» **Instructions to follow**: Report only the number of lines in this material that include the string "diámetro".

» **Raw records**:
◆ ◆ ◆
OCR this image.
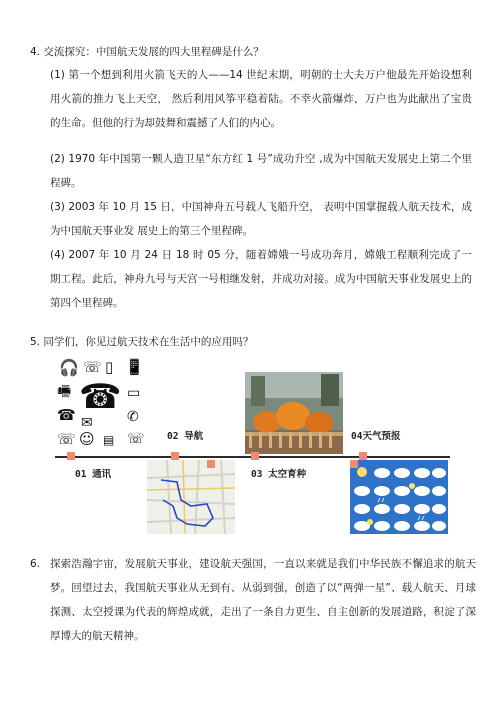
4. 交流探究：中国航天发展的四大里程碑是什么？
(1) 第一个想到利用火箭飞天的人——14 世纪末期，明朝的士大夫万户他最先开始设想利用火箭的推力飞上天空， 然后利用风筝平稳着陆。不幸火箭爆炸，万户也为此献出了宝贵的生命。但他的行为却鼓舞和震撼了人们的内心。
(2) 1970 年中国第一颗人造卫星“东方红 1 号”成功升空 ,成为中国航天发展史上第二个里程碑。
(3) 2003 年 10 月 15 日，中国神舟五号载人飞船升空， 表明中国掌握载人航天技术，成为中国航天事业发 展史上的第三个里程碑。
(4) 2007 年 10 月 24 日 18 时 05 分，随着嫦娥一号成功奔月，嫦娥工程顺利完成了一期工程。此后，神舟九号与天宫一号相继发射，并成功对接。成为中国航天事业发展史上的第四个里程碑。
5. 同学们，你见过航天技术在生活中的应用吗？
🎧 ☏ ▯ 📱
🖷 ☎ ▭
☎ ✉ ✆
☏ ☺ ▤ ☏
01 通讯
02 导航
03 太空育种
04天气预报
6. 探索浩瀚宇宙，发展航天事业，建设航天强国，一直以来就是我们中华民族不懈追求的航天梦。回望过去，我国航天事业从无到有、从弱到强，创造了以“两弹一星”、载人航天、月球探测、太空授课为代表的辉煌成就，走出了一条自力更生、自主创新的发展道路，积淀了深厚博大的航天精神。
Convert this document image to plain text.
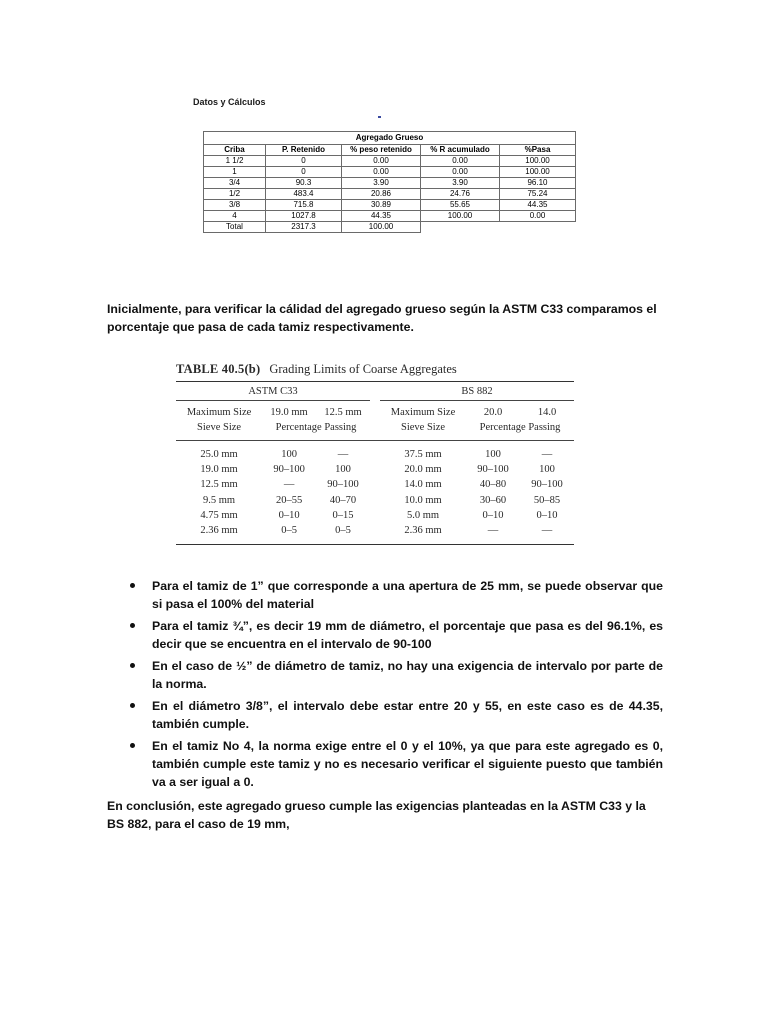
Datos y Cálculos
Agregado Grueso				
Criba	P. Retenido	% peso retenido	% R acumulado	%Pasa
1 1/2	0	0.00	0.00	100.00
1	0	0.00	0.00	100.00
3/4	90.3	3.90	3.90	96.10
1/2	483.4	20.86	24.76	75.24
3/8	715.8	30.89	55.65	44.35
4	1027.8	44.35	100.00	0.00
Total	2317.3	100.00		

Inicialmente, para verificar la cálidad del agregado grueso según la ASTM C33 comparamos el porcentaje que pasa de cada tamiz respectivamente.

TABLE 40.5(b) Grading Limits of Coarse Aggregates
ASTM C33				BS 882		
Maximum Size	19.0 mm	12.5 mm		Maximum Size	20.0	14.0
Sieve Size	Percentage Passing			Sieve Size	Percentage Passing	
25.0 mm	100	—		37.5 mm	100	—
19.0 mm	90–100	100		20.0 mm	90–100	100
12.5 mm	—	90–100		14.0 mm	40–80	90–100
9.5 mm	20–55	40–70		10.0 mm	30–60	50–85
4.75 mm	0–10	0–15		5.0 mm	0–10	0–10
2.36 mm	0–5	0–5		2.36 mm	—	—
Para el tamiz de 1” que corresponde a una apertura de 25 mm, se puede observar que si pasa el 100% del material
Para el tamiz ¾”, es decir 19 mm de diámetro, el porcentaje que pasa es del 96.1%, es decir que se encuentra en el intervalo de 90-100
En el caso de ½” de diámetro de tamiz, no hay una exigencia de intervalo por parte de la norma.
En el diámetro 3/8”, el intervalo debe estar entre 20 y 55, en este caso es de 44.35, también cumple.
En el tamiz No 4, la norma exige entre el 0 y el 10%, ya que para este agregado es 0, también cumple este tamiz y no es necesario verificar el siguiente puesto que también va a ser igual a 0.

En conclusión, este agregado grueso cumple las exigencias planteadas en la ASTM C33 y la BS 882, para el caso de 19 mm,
◆ ◆ ◆
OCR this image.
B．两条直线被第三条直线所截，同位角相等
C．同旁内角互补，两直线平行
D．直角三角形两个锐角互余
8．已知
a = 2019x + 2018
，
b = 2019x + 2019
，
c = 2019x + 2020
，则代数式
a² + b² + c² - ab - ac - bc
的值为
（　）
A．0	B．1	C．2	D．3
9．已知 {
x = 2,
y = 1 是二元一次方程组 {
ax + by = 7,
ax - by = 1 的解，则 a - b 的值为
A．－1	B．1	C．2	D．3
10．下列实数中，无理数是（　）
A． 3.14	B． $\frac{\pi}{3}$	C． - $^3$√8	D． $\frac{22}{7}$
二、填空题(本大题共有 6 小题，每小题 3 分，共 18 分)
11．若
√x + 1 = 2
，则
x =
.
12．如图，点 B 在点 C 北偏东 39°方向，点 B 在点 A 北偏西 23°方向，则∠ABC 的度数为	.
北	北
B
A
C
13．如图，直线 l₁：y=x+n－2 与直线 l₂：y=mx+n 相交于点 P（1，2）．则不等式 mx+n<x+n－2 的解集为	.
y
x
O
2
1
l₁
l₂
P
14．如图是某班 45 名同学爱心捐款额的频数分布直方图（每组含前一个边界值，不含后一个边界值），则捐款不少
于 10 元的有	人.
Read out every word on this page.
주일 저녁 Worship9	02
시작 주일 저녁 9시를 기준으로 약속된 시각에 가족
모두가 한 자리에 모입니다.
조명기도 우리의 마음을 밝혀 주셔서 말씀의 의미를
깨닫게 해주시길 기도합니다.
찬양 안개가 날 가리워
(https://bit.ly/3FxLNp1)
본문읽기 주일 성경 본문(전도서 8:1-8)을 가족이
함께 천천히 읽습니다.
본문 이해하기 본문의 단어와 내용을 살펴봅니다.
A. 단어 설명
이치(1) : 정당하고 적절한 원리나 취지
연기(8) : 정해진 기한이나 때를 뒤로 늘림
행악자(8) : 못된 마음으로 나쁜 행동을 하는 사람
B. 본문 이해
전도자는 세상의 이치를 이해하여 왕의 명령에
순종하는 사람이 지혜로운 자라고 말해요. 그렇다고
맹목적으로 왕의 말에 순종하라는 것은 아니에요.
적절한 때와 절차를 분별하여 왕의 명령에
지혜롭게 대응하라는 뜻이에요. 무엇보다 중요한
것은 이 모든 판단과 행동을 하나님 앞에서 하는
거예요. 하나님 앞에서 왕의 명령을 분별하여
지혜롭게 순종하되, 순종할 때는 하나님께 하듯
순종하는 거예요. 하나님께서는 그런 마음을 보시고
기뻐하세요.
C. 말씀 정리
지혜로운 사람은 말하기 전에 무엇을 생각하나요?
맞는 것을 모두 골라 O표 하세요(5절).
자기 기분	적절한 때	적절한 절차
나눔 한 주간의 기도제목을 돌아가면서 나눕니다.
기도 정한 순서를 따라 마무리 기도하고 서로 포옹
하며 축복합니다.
◆ ◆ ◆
» **Output of the exercise**: 3